■ **SHORT PROBLEM**: Take the material below and retype it in full; pictures are left out.

■ **DATA PROVIDED**:
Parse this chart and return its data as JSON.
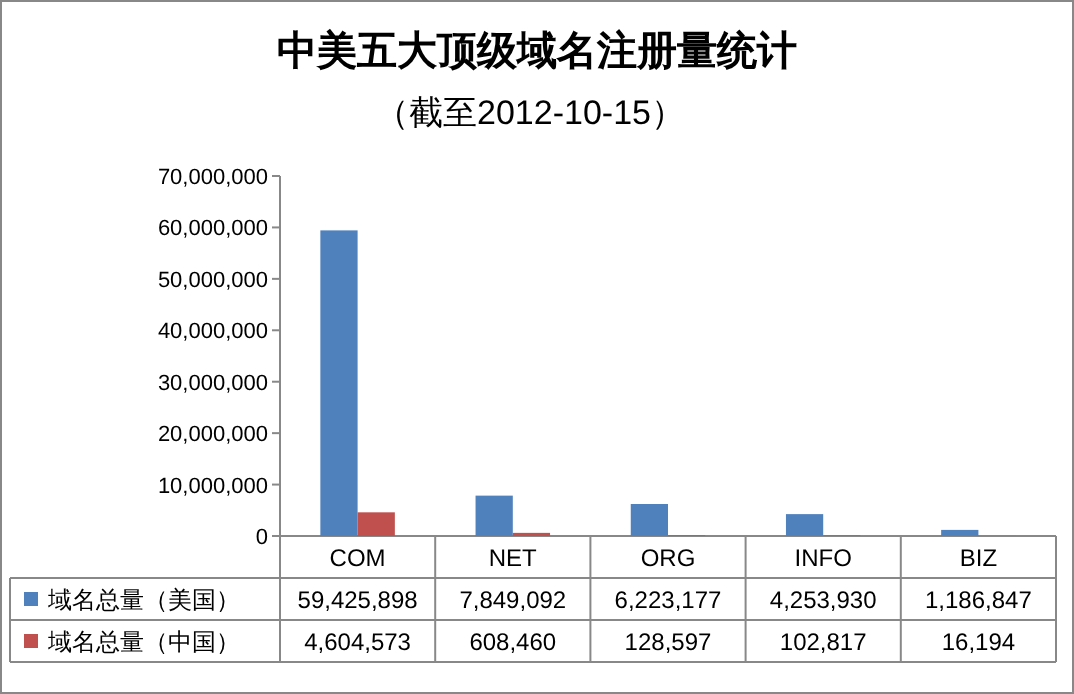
{
  "chart_data": {
    "type": "bar",
    "title": "中美五大顶级域名注册量统计",
    "subtitle": "（截至2012-10-15）",
    "categories": [
      "COM",
      "NET",
      "ORG",
      "INFO",
      "BIZ"
    ],
    "series": [
      {
        "name": "域名总量（美国）",
        "color": "#4f81bd",
        "values": [
          59425898,
          7849092,
          6223177,
          4253930,
          1186847
        ],
        "value_labels": [
          "59,425,898",
          "7,849,092",
          "6,223,177",
          "4,253,930",
          "1,186,847"
        ]
      },
      {
        "name": "域名总量（中国）",
        "color": "#c0504d",
        "values": [
          4604573,
          608460,
          128597,
          102817,
          16194
        ],
        "value_labels": [
          "4,604,573",
          "608,460",
          "128,597",
          "102,817",
          "16,194"
        ]
      }
    ],
    "ylim": [
      0,
      70000000
    ],
    "yticks": [
      0,
      {
        "value": 10000000,
        "label": "10,000,000"
      },
      {
        "value": 20000000,
        "label": "20,000,000"
      },
      {
        "value": 30000000,
        "label": "30,000,000"
      },
      {
        "value": 40000000,
        "label": "40,000,000"
      },
      {
        "value": 50000000,
        "label": "50,000,000"
      },
      {
        "value": 60000000,
        "label": "60,000,000"
      },
      {
        "value": 70000000,
        "label": "70,000,000"
      }
    ],
    "legend": "bottom"
  }
}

■ **OUTPUT FOR THIS EXERCISE**:
Parse this chart and return its data as JSON.
{
  "chart_data": {
    "type": "bar",
    "title": "中美五大顶级域名注册量统计",
    "subtitle": "（截至2012-10-15）",
    "categories": [
      "COM",
      "NET",
      "ORG",
      "INFO",
      "BIZ"
    ],
    "series": [
      {
        "name": "域名总量（美国）",
        "color": "#4f81bd",
        "values": [
          59425898,
          7849092,
          6223177,
          4253930,
          1186847
        ],
        "value_labels": [
          "59,425,898",
          "7,849,092",
          "6,223,177",
          "4,253,930",
          "1,186,847"
        ]
      },
      {
        "name": "域名总量（中国）",
        "color": "#c0504d",
        "values": [
          4604573,
          608460,
          128597,
          102817,
          16194
        ],
        "value_labels": [
          "4,604,573",
          "608,460",
          "128,597",
          "102,817",
          "16,194"
        ]
      }
    ],
    "ylim": [
      0,
      70000000
    ],
    "yticks": [
      0,
      {
        "value": 10000000,
        "label": "10,000,000"
      },
      {
        "value": 20000000,
        "label": "20,000,000"
      },
      {
        "value": 30000000,
        "label": "30,000,000"
      },
      {
        "value": 40000000,
        "label": "40,000,000"
      },
      {
        "value": 50000000,
        "label": "50,000,000"
      },
      {
        "value": 60000000,
        "label": "60,000,000"
      },
      {
        "value": 70000000,
        "label": "70,000,000"
      }
    ],
    "legend": "bottom"
  }
}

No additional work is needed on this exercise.